EXERCISE
In the passage on capital needs and accounting policies, rewrite the part from "The Company’s ability" up to and including "of its products.", swapping "near term" for "short term".

TEXT SEGMENT
+---+
The Company anticipates that it will need between $750,000 to $1,500,000 of additional capital over the next eighteen months. We may also need to issue shares of the Company’s common stock to maintain and fund the existing strategic alliances, product partnering and those targeted acquisitions the Company believes it can integrate in a productive manner. Having integrated the business component that we acquired from Microsemi Corp. we plan to finalize and implement our strategic partnership to develop, manufacture and market a portfolio of low cost RF/Microwave and Millimeter-wave calibrated test probes and related universal test platforms with Dynamac.

 

The Company’s ability to continue as a going concern and its future success is dependent upon its ability to raise capital in the near term to: (1) satisfy its current obligations, (2) continue its research and development efforts, and (3) successfully continue the development, marketing and delivery of its products.

 

CRITICAL ACCOUNTING POLICIES, ESTIMATES AND ASSUMPTIONS

 

The SEC defines critical accounting policies as those that are, in management’s view, most important to the portrayal of our financial condition and results of operations and those that require significant judgments and estimates.

 

The discussion and analysis of our financial condition and results of operations is based upon our financial statements that have been prepared in accordance with accounting principles generally accepted in the United States. The preparation of these financial statements requires us to make estimates and judgments that affect the reported amounts of assets and liabilities. On an on-going basis, we evaluate our estimates including the allowance for doubtful accounts, the salability and recoverability of inventory, income taxes and contingencies. We base our estimates on historical experience and on other assumptions that we believe to be reasonable under the circumstances, the results of which form our basis for making judgments about the carrying values of assets and liabilities that are not readily apparent from other sources. Actual results may differ from these estimates under different assumptions or conditions.

 

We cannot predict what future laws and regulations might be passed that could have a material effect on our results of operations. We assess the impact of significant changes in laws and regulations on a regular basis and update the assumptions and estimates used to prepare our financial statements when we deem it necessary.

 

6
 

 

Allowance for Doubtful Accounts

 

The Company provides an allowance for doubtful accounts equal to the estimated uncollectible amounts. The Company’s estimate is based on historical collection experience and a review of the current status of Accounts Receivable. It is reasonably possible that the Company’s estimate of the allowance for doubtful accounts will change in the future.

 

Depreciation and Amortization

 

Property and equipment are recorded at cost. Depreciation is provided over the estimated useful lives of the related assets using the straight-line method for financial statement purposes. The Company uses other depreciation methods (generally, accelerated depreciation methods) for tax purposes where appropriate. Amortization of leasehold improvements is computed using the straight-line method over the shorter of the remaining lease term or the estimated useful lives of the improvements.
+---+
SUPPLIED DATA
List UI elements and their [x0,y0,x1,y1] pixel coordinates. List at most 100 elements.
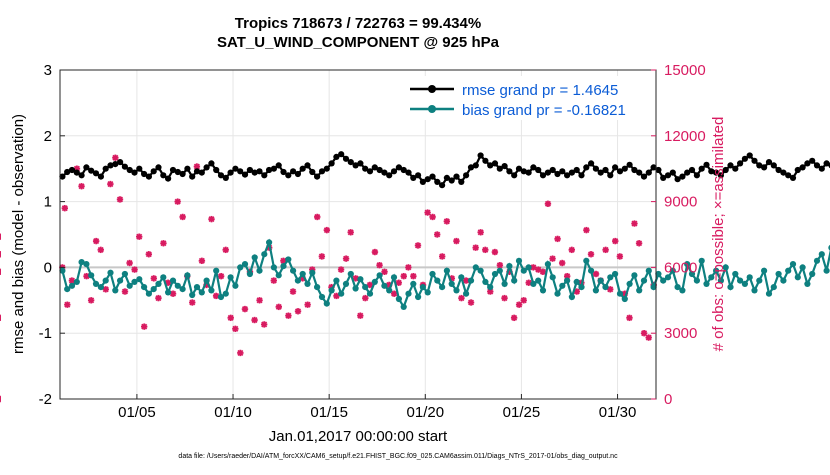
+---+
PROBLEM SOLUTION
The Company’s ability to continue as a going concern and its future success is dependent upon its ability to raise capital in the short term to: (1) satisfy its current obligations, (2) continue its research and development efforts, and (3) successfully continue the development, marketing and delivery of its products.